## What the task requires
Each entry has to be copied exactly, with nothing missed.

Extracted records:

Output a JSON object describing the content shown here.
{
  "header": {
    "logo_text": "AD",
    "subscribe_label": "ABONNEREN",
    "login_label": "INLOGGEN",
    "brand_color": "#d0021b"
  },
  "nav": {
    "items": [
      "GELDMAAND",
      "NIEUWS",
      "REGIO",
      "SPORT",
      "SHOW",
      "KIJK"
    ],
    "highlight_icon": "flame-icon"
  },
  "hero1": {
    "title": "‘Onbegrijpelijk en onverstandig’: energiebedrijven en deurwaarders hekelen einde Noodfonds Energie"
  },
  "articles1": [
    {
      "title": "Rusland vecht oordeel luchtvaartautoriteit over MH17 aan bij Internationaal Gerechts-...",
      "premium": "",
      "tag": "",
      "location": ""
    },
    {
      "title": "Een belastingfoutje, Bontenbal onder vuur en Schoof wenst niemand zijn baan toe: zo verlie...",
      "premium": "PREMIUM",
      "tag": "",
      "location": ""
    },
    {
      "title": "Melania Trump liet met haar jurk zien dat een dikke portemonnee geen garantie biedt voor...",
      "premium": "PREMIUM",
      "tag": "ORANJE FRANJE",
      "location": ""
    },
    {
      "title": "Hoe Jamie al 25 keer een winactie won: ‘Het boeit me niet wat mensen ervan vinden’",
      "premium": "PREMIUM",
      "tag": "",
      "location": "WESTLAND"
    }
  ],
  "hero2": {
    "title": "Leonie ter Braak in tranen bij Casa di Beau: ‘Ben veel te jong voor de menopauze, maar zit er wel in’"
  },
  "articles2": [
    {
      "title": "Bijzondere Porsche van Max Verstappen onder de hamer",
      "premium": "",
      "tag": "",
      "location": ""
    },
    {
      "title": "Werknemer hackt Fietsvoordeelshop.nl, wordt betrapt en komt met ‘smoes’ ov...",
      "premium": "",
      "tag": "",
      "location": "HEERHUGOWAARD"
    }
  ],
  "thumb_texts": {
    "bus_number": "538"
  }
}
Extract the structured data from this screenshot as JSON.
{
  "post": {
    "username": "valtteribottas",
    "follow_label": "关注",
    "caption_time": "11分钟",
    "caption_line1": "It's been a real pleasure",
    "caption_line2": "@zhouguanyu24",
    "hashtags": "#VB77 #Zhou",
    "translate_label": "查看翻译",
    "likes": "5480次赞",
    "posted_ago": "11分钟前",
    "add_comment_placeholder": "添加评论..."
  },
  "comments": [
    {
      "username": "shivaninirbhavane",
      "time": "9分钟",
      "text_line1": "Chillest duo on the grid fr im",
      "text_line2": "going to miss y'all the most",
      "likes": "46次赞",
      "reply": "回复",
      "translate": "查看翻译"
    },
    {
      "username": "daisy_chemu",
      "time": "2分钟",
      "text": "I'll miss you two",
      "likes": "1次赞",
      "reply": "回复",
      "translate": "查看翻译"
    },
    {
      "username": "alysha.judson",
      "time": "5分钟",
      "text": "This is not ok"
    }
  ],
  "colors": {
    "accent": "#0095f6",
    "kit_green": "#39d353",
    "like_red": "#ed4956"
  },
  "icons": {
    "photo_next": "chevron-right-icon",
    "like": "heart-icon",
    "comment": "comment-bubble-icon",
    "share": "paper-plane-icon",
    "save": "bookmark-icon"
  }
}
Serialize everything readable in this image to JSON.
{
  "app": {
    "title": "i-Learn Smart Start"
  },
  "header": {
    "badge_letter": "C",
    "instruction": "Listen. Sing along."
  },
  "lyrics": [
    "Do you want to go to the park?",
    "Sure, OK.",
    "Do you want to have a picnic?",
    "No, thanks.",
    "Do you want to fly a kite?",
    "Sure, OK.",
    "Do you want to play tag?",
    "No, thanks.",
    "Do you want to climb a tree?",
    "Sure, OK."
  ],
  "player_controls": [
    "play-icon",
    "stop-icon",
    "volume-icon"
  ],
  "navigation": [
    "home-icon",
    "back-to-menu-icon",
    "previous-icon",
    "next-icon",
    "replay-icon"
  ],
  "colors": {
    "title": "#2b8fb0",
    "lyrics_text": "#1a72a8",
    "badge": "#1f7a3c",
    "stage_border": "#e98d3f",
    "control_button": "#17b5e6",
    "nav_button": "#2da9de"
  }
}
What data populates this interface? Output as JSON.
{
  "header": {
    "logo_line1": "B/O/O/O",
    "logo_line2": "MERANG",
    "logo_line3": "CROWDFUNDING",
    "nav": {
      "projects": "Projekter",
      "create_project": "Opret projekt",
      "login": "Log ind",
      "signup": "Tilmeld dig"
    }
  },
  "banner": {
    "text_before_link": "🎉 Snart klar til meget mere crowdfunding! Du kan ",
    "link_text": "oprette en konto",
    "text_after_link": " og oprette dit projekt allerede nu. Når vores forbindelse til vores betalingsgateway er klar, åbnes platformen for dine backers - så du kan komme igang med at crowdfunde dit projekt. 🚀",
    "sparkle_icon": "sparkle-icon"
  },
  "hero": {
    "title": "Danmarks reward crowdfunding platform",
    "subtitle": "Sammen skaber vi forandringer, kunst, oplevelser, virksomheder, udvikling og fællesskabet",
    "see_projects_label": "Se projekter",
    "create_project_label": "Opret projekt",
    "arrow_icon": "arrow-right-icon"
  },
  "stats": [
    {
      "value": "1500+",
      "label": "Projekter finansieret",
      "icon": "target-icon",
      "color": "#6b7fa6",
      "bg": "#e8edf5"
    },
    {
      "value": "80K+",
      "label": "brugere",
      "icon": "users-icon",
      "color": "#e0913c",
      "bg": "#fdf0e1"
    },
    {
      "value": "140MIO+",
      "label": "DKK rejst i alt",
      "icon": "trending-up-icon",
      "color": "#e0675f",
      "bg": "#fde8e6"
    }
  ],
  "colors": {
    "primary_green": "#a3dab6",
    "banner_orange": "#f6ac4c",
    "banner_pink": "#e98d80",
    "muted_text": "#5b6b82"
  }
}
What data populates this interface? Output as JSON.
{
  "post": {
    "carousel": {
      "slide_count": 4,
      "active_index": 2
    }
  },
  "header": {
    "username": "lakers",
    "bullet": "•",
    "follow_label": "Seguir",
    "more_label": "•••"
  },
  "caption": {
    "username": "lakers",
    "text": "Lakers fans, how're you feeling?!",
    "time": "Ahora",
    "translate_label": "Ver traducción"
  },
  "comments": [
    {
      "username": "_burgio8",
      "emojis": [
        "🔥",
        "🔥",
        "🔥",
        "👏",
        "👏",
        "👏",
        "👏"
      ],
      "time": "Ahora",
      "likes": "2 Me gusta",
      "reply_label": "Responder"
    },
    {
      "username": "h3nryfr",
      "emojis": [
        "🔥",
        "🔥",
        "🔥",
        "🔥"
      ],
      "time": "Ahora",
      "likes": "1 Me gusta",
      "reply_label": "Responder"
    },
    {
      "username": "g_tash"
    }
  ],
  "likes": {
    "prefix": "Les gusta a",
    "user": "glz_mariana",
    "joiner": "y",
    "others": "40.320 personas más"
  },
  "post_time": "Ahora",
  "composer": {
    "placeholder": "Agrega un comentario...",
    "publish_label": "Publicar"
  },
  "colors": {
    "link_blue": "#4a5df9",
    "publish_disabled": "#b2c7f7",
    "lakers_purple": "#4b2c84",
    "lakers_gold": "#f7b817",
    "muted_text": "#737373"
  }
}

## Output below
Output a JSON object describing the content shown here.
{
  "header": {
    "logo_text": "AD",
    "subscribe_label": "ABONNEREN",
    "login_label": "INLOGGEN",
    "brand_color": "#d0021b"
  },
  "nav": {
    "items": [
      "GELDMAAND",
      "NIEUWS",
      "REGIO",
      "SPORT",
      "SHOW",
      "KIJK"
    ],
    "highlight_icon": "flame-icon"
  },
  "hero1": {
    "title": "‘Onbegrijpelijk en onverstandig’: energiebedrijven en deurwaarders hekelen einde Noodfonds Energie"
  },
  "articles1": [
    {
      "title": "Rusland vecht oordeel luchtvaartautoriteit over MH17 aan bij Internationaal Gerechts-...",
      "premium": "",
      "tag": "",
      "location": ""
    },
    {
      "title": "Een belastingfoutje, Bontenbal onder vuur en Schoof wenst niemand zijn baan toe: zo verlie...",
      "premium": "PREMIUM",
      "tag": "",
      "location": ""
    },
    {
      "title": "Melania Trump liet met haar jurk zien dat een dikke portemonnee geen garantie biedt voor...",
      "premium": "PREMIUM",
      "tag": "ORANJE FRANJE",
      "location": ""
    },
    {
      "title": "Hoe Jamie al 25 keer een winactie won: ‘Het boeit me niet wat mensen ervan vinden’",
      "premium": "PREMIUM",
      "tag": "",
      "location": "WESTLAND"
    }
  ],
  "hero2": {
    "title": "Leonie ter Braak in tranen bij Casa di Beau: ‘Ben veel te jong voor de menopauze, maar zit er wel in’"
  },
  "articles2": [
    {
      "title": "Bijzondere Porsche van Max Verstappen onder de hamer",
      "premium": "",
      "tag": "",
      "location": ""
    },
    {
      "title": "Werknemer hackt Fietsvoordeelshop.nl, wordt betrapt en komt met ‘smoes’ ov...",
      "premium": "",
      "tag": "",
      "location": "HEERHUGOWAARD"
    }
  ],
  "thumb_texts": {
    "bus_number": "538"
  }
}
Extract the structured data from this screenshot as JSON.
{
  "post": {
    "username": "valtteribottas",
    "follow_label": "关注",
    "caption_time": "11分钟",
    "caption_line1": "It's been a real pleasure",
    "caption_line2": "@zhouguanyu24",
    "hashtags": "#VB77 #Zhou",
    "translate_label": "查看翻译",
    "likes": "5480次赞",
    "posted_ago": "11分钟前",
    "add_comment_placeholder": "添加评论..."
  },
  "comments": [
    {
      "username": "shivaninirbhavane",
      "time": "9分钟",
      "text_line1": "Chillest duo on the grid fr im",
      "text_line2": "going to miss y'all the most",
      "likes": "46次赞",
      "reply": "回复",
      "translate": "查看翻译"
    },
    {
      "username": "daisy_chemu",
      "time": "2分钟",
      "text": "I'll miss you two",
      "likes": "1次赞",
      "reply": "回复",
      "translate": "查看翻译"
    },
    {
      "username": "alysha.judson",
      "time": "5分钟",
      "text": "This is not ok"
    }
  ],
  "colors": {
    "accent": "#0095f6",
    "kit_green": "#39d353",
    "like_red": "#ed4956"
  },
  "icons": {
    "photo_next": "chevron-right-icon",
    "like": "heart-icon",
    "comment": "comment-bubble-icon",
    "share": "paper-plane-icon",
    "save": "bookmark-icon"
  }
}
Serialize everything readable in this image to JSON.
{
  "app": {
    "title": "i-Learn Smart Start"
  },
  "header": {
    "badge_letter": "C",
    "instruction": "Listen. Sing along."
  },
  "lyrics": [
    "Do you want to go to the park?",
    "Sure, OK.",
    "Do you want to have a picnic?",
    "No, thanks.",
    "Do you want to fly a kite?",
    "Sure, OK.",
    "Do you want to play tag?",
    "No, thanks.",
    "Do you want to climb a tree?",
    "Sure, OK."
  ],
  "player_controls": [
    "play-icon",
    "stop-icon",
    "volume-icon"
  ],
  "navigation": [
    "home-icon",
    "back-to-menu-icon",
    "previous-icon",
    "next-icon",
    "replay-icon"
  ],
  "colors": {
    "title": "#2b8fb0",
    "lyrics_text": "#1a72a8",
    "badge": "#1f7a3c",
    "stage_border": "#e98d3f",
    "control_button": "#17b5e6",
    "nav_button": "#2da9de"
  }
}
What data populates this interface? Output as JSON.
{
  "header": {
    "logo_line1": "B/O/O/O",
    "logo_line2": "MERANG",
    "logo_line3": "CROWDFUNDING",
    "nav": {
      "projects": "Projekter",
      "create_project": "Opret projekt",
      "login": "Log ind",
      "signup": "Tilmeld dig"
    }
  },
  "banner": {
    "text_before_link": "🎉 Snart klar til meget mere crowdfunding! Du kan ",
    "link_text": "oprette en konto",
    "text_after_link": " og oprette dit projekt allerede nu. Når vores forbindelse til vores betalingsgateway er klar, åbnes platformen for dine backers - så du kan komme igang med at crowdfunde dit projekt. 🚀",
    "sparkle_icon": "sparkle-icon"
  },
  "hero": {
    "title": "Danmarks reward crowdfunding platform",
    "subtitle": "Sammen skaber vi forandringer, kunst, oplevelser, virksomheder, udvikling og fællesskabet",
    "see_projects_label": "Se projekter",
    "create_project_label": "Opret projekt",
    "arrow_icon": "arrow-right-icon"
  },
  "stats": [
    {
      "value": "1500+",
      "label": "Projekter finansieret",
      "icon": "target-icon",
      "color": "#6b7fa6",
      "bg": "#e8edf5"
    },
    {
      "value": "80K+",
      "label": "brugere",
      "icon": "users-icon",
      "color": "#e0913c",
      "bg": "#fdf0e1"
    },
    {
      "value": "140MIO+",
      "label": "DKK rejst i alt",
      "icon": "trending-up-icon",
      "color": "#e0675f",
      "bg": "#fde8e6"
    }
  ],
  "colors": {
    "primary_green": "#a3dab6",
    "banner_orange": "#f6ac4c",
    "banner_pink": "#e98d80",
    "muted_text": "#5b6b82"
  }
}
What data populates this interface? Output as JSON.
{
  "post": {
    "carousel": {
      "slide_count": 4,
      "active_index": 2
    }
  },
  "header": {
    "username": "lakers",
    "bullet": "•",
    "follow_label": "Seguir",
    "more_label": "•••"
  },
  "caption": {
    "username": "lakers",
    "text": "Lakers fans, how're you feeling?!",
    "time": "Ahora",
    "translate_label": "Ver traducción"
  },
  "comments": [
    {
      "username": "_burgio8",
      "emojis": [
        "🔥",
        "🔥",
        "🔥",
        "👏",
        "👏",
        "👏",
        "👏"
      ],
      "time": "Ahora",
      "likes": "2 Me gusta",
      "reply_label": "Responder"
    },
    {
      "username": "h3nryfr",
      "emojis": [
        "🔥",
        "🔥",
        "🔥",
        "🔥"
      ],
      "time": "Ahora",
      "likes": "1 Me gusta",
      "reply_label": "Responder"
    },
    {
      "username": "g_tash"
    }
  ],
  "likes": {
    "prefix": "Les gusta a",
    "user": "glz_mariana",
    "joiner": "y",
    "others": "40.320 personas más"
  },
  "post_time": "Ahora",
  "composer": {
    "placeholder": "Agrega un comentario...",
    "publish_label": "Publicar"
  },
  "colors": {
    "link_blue": "#4a5df9",
    "publish_disabled": "#b2c7f7",
    "lakers_purple": "#4b2c84",
    "lakers_gold": "#f7b817",
    "muted_text": "#737373"
  }
}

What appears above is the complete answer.